# SUPPLIED MATERIAL:
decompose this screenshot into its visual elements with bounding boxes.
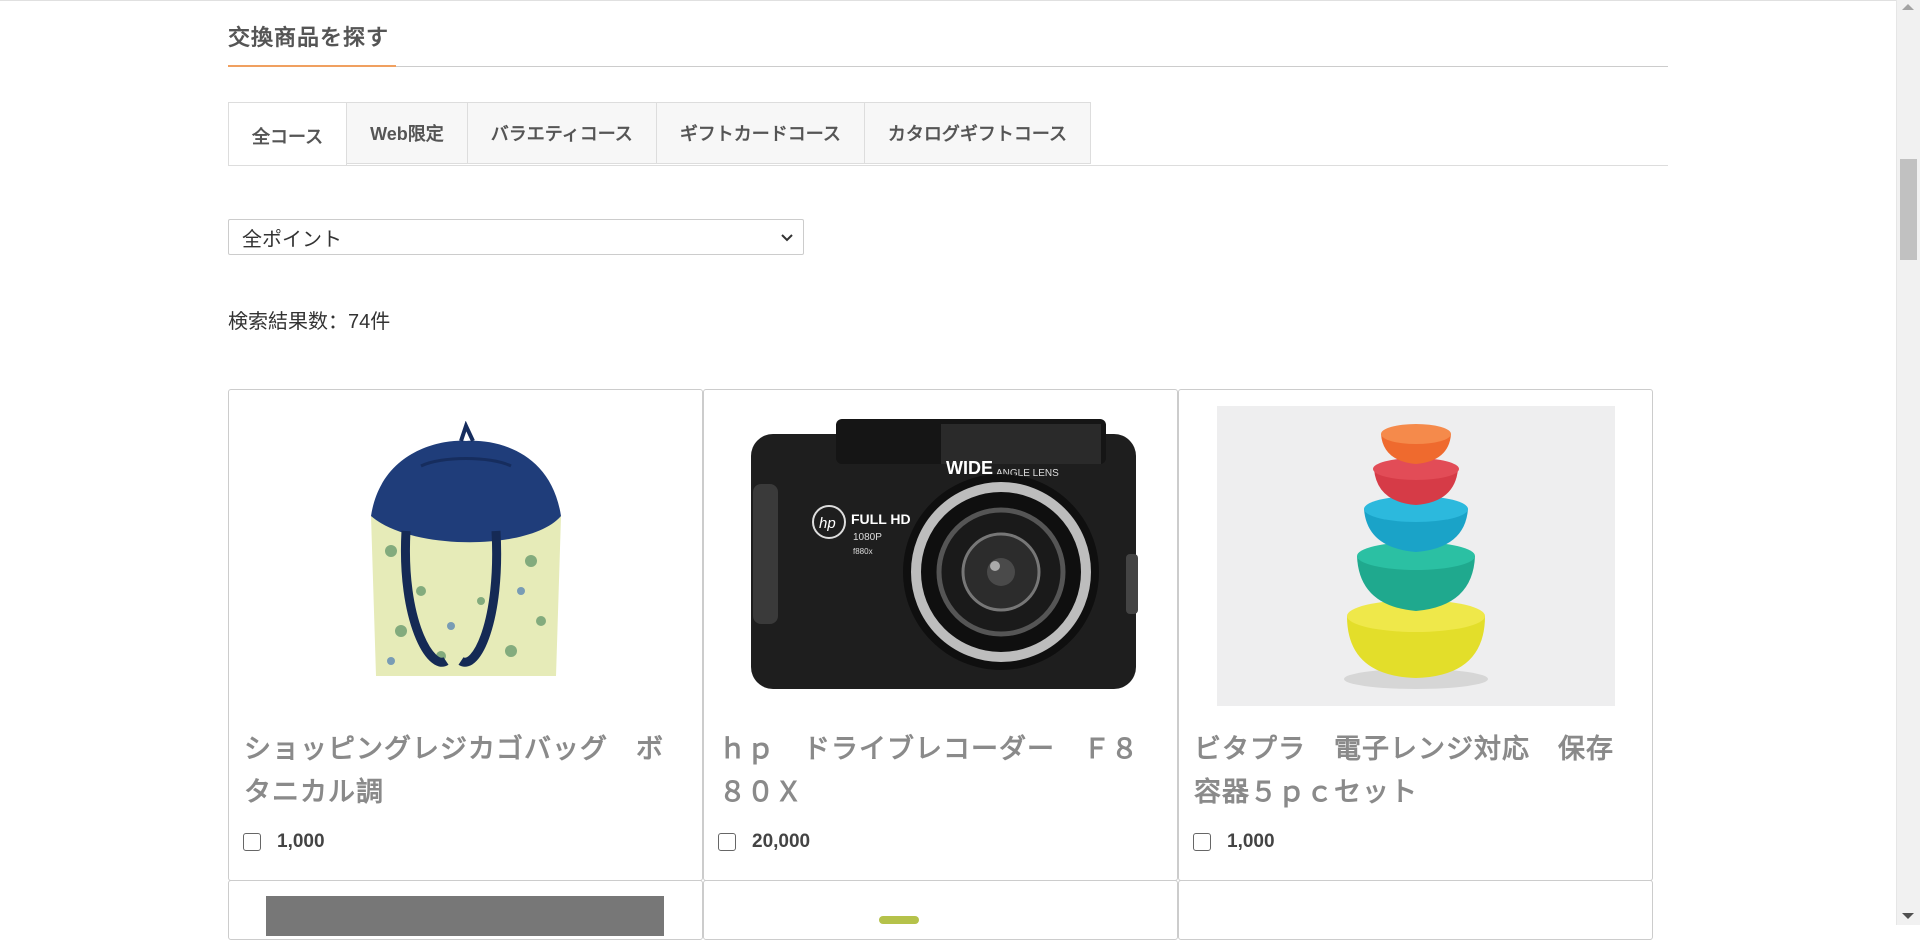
product-card[interactable]: ビタプラ 電子レンジ対応 保存容器５ｐｃセット 1,000	[1178, 389, 1653, 881]
points-filter-select[interactable]: 全ポイント	[228, 219, 804, 255]
product-image[interactable]	[266, 896, 664, 936]
tab-gift-card-course[interactable]: ギフトカードコース	[656, 102, 865, 164]
product-image[interactable]	[1179, 406, 1652, 706]
title-divider	[228, 66, 1668, 67]
product-select-checkbox[interactable]	[243, 833, 261, 851]
section-title: 交換商品を探す	[228, 25, 390, 50]
product-card[interactable]: ショッピングレジカゴバッグ ボタニカル調 1,000	[228, 389, 703, 881]
product-card[interactable]	[703, 880, 1178, 940]
svg-text:hp: hp	[819, 515, 836, 532]
product-points: 1,000	[277, 831, 325, 852]
product-name[interactable]: ｈｐ ドライブレコーダー Ｆ８８０Ｘ	[719, 728, 1164, 814]
scroll-thumb[interactable]	[1900, 159, 1917, 260]
product-card[interactable]	[228, 880, 703, 940]
svg-text:FULL HD: FULL HD	[851, 511, 911, 527]
product-image[interactable]	[229, 406, 702, 706]
dashcam-image: WIDE ANGLE LENS hp FULL HD 1080P f880x	[750, 418, 1138, 689]
tab-web-limited[interactable]: Web限定	[347, 102, 468, 164]
tab-catalog-gift-course[interactable]: カタログギフトコース	[864, 102, 1092, 164]
tab-all-courses[interactable]: 全コース	[228, 102, 348, 166]
chevron-down-icon	[781, 234, 793, 242]
food-container-image	[1216, 406, 1615, 706]
tabs-divider	[228, 165, 1668, 166]
result-count: 検索結果数：74件	[228, 311, 391, 333]
product-select-checkbox[interactable]	[1193, 833, 1211, 851]
vertical-scrollbar[interactable]	[1896, 0, 1920, 925]
product-card[interactable]: WIDE ANGLE LENS hp FULL HD 1080P f880x ｈ…	[703, 389, 1178, 881]
product-points: 20,000	[752, 831, 811, 852]
product-image[interactable]	[879, 916, 919, 924]
shopping-bag-image	[370, 421, 561, 676]
product-points: 1,000	[1227, 831, 1275, 852]
product-name[interactable]: ビタプラ 電子レンジ対応 保存容器５ｐｃセット	[1194, 728, 1639, 814]
product-price: 20,000	[718, 831, 810, 853]
svg-text:f880x: f880x	[853, 547, 873, 556]
product-name[interactable]: ショッピングレジカゴバッグ ボタニカル調	[244, 728, 689, 814]
tab-variety-course[interactable]: バラエティコース	[467, 102, 657, 164]
title-accent-bar	[228, 65, 396, 67]
course-tabs: 全コース Web限定 バラエティコース ギフトカードコース カタログギフトコース	[228, 102, 1092, 166]
product-image[interactable]: WIDE ANGLE LENS hp FULL HD 1080P f880x	[704, 406, 1177, 706]
svg-text:WIDE: WIDE	[946, 458, 993, 478]
svg-text:1080P: 1080P	[853, 532, 882, 543]
product-select-checkbox[interactable]	[718, 833, 736, 851]
scroll-up-arrow-icon[interactable]	[1902, 4, 1914, 10]
product-card[interactable]	[1178, 880, 1653, 940]
product-price: 1,000	[243, 831, 325, 853]
scroll-down-arrow-icon[interactable]	[1902, 913, 1914, 919]
product-price: 1,000	[1193, 831, 1275, 853]
top-divider	[0, 0, 1896, 1]
points-filter-value: 全ポイント	[242, 228, 342, 251]
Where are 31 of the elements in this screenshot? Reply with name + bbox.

# PROBLEM DETAILS:
Set out every line of the data above as a Markdown table with the columns "No." and "Entry," numbering each row and omitting blank lines and pictures.

# TASK ANSWER:
| No. | Entry |
|---|---|
| 1 | decompose this screenshot into its visual elements with bounding boxes. |
| 2 | product-card[interactable]: ビタプラ 電子レンジ対応 保存容器５ｐｃセット 1,000	[1178, 389, 1653, 881] |
| 3 | points-filter-select[interactable]: 全ポイント	[228, 219, 804, 255] |
| 4 | product-image[interactable]	[266, 896, 664, 936] |
| 5 | tab-gift-card-course[interactable]: ギフトカードコース	[656, 102, 865, 164] |
| 6 | product-image[interactable]	[1179, 406, 1652, 706] |
| 7 | title-divider	[228, 66, 1668, 67] |
| 8 | product-select-checkbox[interactable]	[243, 833, 261, 851] |
| 9 | section-title: 交換商品を探す	[228, 25, 390, 50] |
| 10 | product-card[interactable]: ショッピングレジカゴバッグ ボタニカル調 1,000	[228, 389, 703, 881] |
| 11 | product-card[interactable]	[703, 880, 1178, 940] |
| 12 | svg-text:hp: hp	[819, 515, 836, 532] |
| 13 | product-points: 1,000	[277, 831, 325, 852] |
| 14 | product-name[interactable]: ｈｐ ドライブレコーダー Ｆ８８０Ｘ	[719, 728, 1164, 814] |
| 15 | scroll-thumb[interactable]	[1900, 159, 1917, 260] |
| 16 | product-card[interactable]	[228, 880, 703, 940] |
| 17 | svg-text:FULL HD: FULL HD	[851, 511, 911, 527] |
| 18 | product-image[interactable]	[229, 406, 702, 706] |
| 19 | dashcam-image: WIDE ANGLE LENS hp FULL HD 1080P f880x	[750, 418, 1138, 689] |
| 20 | tab-web-limited[interactable]: Web限定	[347, 102, 468, 164] |
| 21 | tab-catalog-gift-course[interactable]: カタログギフトコース	[864, 102, 1092, 164] |
| 22 | tab-all-courses[interactable]: 全コース	[228, 102, 348, 166] |
| 23 | chevron-down-icon	[781, 234, 793, 242] |
| 24 | food-container-image	[1216, 406, 1615, 706] |
| 25 | tabs-divider	[228, 165, 1668, 166] |
| 26 | result-count: 検索結果数：74件	[228, 311, 391, 333] |
| 27 | product-select-checkbox[interactable]	[1193, 833, 1211, 851] |
| 28 | vertical-scrollbar[interactable]	[1896, 0, 1920, 925] |
| 29 | product-card[interactable]: WIDE ANGLE LENS hp FULL HD 1080P f880x ｈ…	[703, 389, 1178, 881] |
| 30 | product-points: 20,000	[752, 831, 811, 852] |
| 31 | product-image[interactable]	[879, 916, 919, 924] |
| 32 | shopping-bag-image	[370, 421, 561, 676] |
| 33 | product-points: 1,000	[1227, 831, 1275, 852] |
| 34 | product-name[interactable]: ビタプラ 電子レンジ対応 保存容器５ｐｃセット	[1194, 728, 1639, 814] |
| 35 | product-price: 20,000	[718, 831, 810, 853] |
| 36 | svg-text:f880x: f880x	[853, 547, 873, 556] |
| 37 | product-name[interactable]: ショッピングレジカゴバッグ ボタニカル調	[244, 728, 689, 814] |
| 38 | tab-variety-course[interactable]: バラエティコース	[467, 102, 657, 164] |
| 39 | title-accent-bar	[228, 65, 396, 67] |
| 40 | course-tabs: 全コース Web限定 バラエティコース ギフトカードコース カタログギフトコース	[228, 102, 1092, 166] |
| 41 | product-image[interactable]: WIDE ANGLE LENS hp FULL HD 1080P f880x	[704, 406, 1177, 706] |
| 42 | svg-text:WIDE: WIDE	[946, 458, 993, 478] |
| 43 | svg-text:1080P: 1080P	[853, 532, 882, 543] |
| 44 | product-select-checkbox[interactable]	[718, 833, 736, 851] |
| 45 | scroll-up-arrow-icon[interactable]	[1902, 4, 1914, 10] |
| 46 | product-card[interactable]	[1178, 880, 1653, 940] |
| 47 | product-price: 1,000	[243, 831, 325, 853] |
| 48 | scroll-down-arrow-icon[interactable]	[1902, 913, 1914, 919] |
| 49 | product-price: 1,000	[1193, 831, 1275, 853] |
| 50 | top-divider	[0, 0, 1896, 1] |
| 51 | points-filter-value: 全ポイント	[242, 228, 342, 251] |
| 52 | Where are 31 of the elements in this screenshot? Reply with name + bbox. |